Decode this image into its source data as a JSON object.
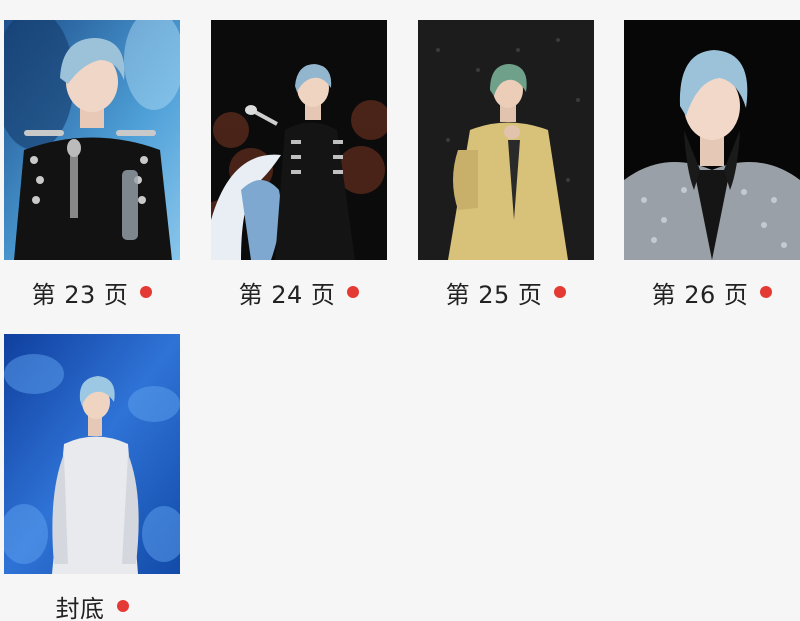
{
  "pages": [
    {
      "label": "第 23 页",
      "icon": "red-dot-icon",
      "photo": "performer-black-jacket-microphone"
    },
    {
      "label": "第 24 页",
      "icon": "red-dot-icon",
      "photo": "performer-black-jacket-wave-stage"
    },
    {
      "label": "第 25 页",
      "icon": "red-dot-icon",
      "photo": "performer-gold-suit"
    },
    {
      "label": "第 26 页",
      "icon": "red-dot-icon",
      "photo": "performer-sequin-jacket"
    },
    {
      "label": "封底",
      "icon": "red-dot-icon",
      "photo": "performer-white-suit-blue-stage"
    }
  ],
  "colors": {
    "background": "#f6f6f6",
    "dot": "#e53935",
    "text": "#222222"
  }
}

···

**Given exercise**
Select and copy each line from the data that includes the word "photo".

**Result for this exercise**
      "photo": "performer-black-jacket-microphone"
      "photo": "performer-black-jacket-wave-stage"
      "photo": "performer-gold-suit"
      "photo": "performer-sequin-jacket"
      "photo": "performer-white-suit-blue-stage"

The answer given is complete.